WHAT IS REQUIRED: Scan the material and copy every line in which "flag" appears.

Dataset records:
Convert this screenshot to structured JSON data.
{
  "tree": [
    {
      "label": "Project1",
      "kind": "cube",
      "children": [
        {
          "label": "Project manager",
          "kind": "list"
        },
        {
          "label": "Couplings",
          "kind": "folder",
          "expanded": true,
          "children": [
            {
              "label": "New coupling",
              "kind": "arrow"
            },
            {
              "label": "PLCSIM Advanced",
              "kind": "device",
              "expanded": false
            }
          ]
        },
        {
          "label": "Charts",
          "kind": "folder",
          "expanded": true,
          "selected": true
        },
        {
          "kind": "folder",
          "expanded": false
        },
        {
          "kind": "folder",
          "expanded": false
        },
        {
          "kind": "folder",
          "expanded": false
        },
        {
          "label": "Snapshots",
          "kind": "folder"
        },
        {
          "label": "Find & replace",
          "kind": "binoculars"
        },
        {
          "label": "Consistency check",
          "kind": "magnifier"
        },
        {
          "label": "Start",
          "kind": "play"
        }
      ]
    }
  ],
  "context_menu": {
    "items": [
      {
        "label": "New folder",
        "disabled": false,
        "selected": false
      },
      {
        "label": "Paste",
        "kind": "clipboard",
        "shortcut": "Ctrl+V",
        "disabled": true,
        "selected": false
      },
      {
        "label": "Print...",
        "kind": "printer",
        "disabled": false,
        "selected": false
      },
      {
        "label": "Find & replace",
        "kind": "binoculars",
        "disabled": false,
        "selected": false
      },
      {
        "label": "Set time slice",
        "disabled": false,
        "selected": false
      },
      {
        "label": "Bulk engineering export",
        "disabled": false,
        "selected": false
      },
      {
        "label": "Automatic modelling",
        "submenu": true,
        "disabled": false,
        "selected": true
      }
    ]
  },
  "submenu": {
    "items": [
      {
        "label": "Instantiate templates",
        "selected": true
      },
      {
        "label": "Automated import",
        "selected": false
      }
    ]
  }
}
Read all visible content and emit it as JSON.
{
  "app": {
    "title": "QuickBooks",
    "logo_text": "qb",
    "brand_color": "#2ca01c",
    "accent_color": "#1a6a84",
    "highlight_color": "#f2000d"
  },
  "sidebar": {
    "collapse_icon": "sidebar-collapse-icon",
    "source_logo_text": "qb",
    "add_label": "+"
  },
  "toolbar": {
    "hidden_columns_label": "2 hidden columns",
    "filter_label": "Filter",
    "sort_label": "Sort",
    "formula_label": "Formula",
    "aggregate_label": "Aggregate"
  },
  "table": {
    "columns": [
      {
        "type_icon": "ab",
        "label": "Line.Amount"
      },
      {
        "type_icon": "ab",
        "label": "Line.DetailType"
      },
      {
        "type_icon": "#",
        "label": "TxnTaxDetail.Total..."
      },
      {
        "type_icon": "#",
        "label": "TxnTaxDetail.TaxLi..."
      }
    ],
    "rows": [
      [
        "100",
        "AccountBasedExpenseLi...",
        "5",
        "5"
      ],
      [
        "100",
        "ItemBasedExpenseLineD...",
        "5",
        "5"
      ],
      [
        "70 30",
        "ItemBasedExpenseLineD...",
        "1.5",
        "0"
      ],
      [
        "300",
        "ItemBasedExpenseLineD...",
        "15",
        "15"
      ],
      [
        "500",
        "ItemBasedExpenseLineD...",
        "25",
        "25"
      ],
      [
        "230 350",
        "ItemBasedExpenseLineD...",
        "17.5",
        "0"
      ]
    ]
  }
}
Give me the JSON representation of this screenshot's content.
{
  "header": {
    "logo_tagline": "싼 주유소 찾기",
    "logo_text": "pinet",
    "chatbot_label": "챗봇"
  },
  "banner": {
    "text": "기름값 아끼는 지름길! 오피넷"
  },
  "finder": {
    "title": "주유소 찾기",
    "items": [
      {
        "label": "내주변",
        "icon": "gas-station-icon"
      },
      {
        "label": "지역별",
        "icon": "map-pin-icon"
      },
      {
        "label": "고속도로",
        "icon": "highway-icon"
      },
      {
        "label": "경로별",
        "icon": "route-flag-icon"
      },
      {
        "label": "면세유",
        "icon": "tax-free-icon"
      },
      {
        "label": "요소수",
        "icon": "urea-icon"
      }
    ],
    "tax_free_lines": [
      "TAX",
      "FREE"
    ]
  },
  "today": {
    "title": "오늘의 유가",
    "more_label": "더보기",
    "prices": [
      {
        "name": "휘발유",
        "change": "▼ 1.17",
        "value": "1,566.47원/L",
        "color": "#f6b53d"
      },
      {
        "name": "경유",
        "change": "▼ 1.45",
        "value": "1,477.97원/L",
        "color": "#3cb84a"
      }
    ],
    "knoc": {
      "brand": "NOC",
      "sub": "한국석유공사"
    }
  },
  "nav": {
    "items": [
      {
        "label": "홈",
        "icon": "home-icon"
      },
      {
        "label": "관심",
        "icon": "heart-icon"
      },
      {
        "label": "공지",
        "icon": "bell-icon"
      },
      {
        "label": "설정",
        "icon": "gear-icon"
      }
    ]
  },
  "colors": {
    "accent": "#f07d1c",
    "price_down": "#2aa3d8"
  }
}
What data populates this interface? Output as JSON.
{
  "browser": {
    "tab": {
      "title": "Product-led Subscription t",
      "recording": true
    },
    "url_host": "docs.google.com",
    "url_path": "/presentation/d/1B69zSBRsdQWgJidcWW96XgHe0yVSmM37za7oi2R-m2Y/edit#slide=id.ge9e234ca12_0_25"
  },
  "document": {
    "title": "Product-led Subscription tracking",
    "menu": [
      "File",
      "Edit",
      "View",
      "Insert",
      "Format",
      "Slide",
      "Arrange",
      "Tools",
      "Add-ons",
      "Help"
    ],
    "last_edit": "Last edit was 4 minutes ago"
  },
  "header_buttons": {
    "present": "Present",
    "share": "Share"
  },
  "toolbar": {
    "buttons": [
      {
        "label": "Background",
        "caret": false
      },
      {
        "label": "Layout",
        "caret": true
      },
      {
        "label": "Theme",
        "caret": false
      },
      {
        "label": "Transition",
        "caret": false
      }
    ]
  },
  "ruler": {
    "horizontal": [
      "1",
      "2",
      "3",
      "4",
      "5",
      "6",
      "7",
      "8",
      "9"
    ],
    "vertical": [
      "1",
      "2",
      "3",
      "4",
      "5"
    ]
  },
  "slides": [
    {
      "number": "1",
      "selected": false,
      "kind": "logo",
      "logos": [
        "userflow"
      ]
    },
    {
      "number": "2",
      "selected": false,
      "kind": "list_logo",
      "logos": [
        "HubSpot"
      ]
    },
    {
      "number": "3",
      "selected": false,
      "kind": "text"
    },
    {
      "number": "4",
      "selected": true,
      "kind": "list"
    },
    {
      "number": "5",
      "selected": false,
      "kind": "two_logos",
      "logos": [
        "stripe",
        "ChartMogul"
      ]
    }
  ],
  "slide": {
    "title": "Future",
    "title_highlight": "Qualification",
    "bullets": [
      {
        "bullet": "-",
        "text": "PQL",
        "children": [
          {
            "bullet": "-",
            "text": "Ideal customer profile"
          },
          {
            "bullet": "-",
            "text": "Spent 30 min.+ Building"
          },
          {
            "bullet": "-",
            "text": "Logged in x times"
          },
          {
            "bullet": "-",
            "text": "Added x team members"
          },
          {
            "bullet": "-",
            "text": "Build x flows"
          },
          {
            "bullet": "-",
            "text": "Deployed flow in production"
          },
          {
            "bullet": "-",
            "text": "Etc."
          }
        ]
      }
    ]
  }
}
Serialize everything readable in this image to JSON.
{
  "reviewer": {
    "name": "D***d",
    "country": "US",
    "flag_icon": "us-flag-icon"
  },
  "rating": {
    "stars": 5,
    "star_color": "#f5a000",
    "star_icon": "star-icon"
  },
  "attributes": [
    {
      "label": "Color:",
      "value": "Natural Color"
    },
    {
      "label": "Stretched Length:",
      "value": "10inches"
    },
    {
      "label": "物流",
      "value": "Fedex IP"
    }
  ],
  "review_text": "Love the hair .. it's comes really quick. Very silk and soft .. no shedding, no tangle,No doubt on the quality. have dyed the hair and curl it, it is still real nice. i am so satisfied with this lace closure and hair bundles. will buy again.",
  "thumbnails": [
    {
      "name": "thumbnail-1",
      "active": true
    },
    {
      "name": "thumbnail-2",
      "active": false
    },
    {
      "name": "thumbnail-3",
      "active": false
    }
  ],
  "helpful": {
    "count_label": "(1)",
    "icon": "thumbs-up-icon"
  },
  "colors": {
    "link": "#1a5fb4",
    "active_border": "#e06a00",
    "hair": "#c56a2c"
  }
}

TASK RESPONSE:
        "icon": "route-flag-icon"
    "flag_icon": "us-flag-icon"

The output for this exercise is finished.